▶ [WHAT IS ASKED] Pull out all lines from the listing below in which the word "能够有效填补国内产业空白" appears.
** Start of DATASET RECORDS **
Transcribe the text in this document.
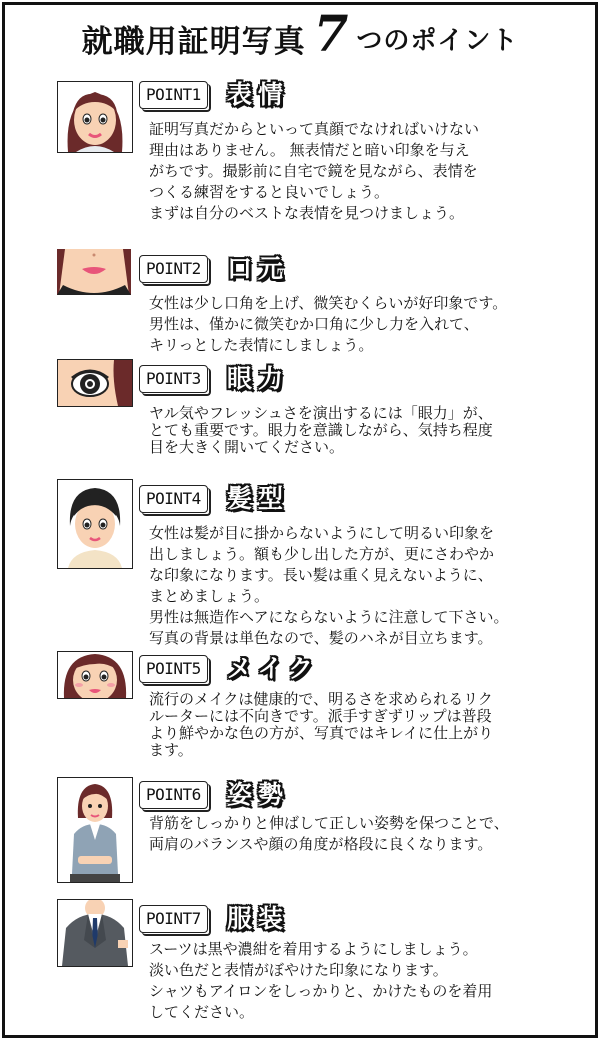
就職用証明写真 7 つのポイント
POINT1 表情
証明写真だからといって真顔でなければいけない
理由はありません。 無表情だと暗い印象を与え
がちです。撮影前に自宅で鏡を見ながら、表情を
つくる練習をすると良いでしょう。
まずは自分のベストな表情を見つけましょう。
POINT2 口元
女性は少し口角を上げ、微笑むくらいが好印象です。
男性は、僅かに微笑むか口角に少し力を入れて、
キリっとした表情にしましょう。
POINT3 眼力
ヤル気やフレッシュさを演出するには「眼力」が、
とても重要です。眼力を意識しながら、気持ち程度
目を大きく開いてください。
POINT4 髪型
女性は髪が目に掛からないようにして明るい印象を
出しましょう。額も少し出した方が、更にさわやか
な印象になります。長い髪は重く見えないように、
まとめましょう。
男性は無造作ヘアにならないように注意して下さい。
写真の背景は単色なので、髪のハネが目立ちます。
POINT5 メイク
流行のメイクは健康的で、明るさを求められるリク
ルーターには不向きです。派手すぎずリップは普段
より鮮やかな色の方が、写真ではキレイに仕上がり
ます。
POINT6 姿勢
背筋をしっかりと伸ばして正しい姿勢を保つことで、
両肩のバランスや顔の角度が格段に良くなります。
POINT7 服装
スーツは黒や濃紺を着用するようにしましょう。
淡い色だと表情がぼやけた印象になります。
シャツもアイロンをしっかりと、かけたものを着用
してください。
** End of DATASET RECORDS **
** Start of DATASET RECORDS **
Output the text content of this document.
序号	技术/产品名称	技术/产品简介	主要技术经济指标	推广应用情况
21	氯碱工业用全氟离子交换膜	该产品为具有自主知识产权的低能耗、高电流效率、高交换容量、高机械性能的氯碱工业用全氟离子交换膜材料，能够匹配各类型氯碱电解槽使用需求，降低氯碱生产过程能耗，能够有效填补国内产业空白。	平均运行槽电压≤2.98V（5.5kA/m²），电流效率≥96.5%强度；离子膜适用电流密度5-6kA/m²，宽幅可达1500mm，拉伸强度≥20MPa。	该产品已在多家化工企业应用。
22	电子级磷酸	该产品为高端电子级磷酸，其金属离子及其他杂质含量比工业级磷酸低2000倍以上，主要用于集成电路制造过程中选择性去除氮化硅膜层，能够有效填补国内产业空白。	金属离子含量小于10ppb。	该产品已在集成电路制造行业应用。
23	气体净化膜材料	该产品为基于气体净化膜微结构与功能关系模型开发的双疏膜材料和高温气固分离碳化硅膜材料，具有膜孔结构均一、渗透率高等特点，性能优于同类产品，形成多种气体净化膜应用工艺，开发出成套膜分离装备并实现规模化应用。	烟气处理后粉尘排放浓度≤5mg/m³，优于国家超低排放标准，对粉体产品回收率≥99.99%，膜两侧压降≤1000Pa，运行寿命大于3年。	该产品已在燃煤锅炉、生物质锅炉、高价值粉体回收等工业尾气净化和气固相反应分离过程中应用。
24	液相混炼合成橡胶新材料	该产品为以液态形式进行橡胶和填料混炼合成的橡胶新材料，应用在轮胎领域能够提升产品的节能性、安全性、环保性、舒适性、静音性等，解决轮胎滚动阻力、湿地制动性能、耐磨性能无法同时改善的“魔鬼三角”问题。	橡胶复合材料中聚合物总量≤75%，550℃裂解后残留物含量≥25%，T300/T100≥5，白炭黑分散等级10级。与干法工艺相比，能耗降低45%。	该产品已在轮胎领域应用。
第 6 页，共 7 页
** End of DATASET RECORDS **
▶ [SOLUTION TO THIS PROBLEM]
21	氯碱工业用全氟离子交换膜	该产品为具有自主知识产权的低能耗、高电流效率、高交换容量、高机械性能的氯碱工业用全氟离子交换膜材料，能够匹配各类型氯碱电解槽使用需求，降低氯碱生产过程能耗，能够有效填补国内产业空白。	平均运行槽电压≤2.98V（5.5kA/m²），电流效率≥96.5%强度；离子膜适用电流密度5-6kA/m²，宽幅可达1500mm，拉伸强度≥20MPa。	该产品已在多家化工企业应用。
22	电子级磷酸	该产品为高端电子级磷酸，其金属离子及其他杂质含量比工业级磷酸低2000倍以上，主要用于集成电路制造过程中选择性去除氮化硅膜层，能够有效填补国内产业空白。	金属离子含量小于10ppb。	该产品已在集成电路制造行业应用。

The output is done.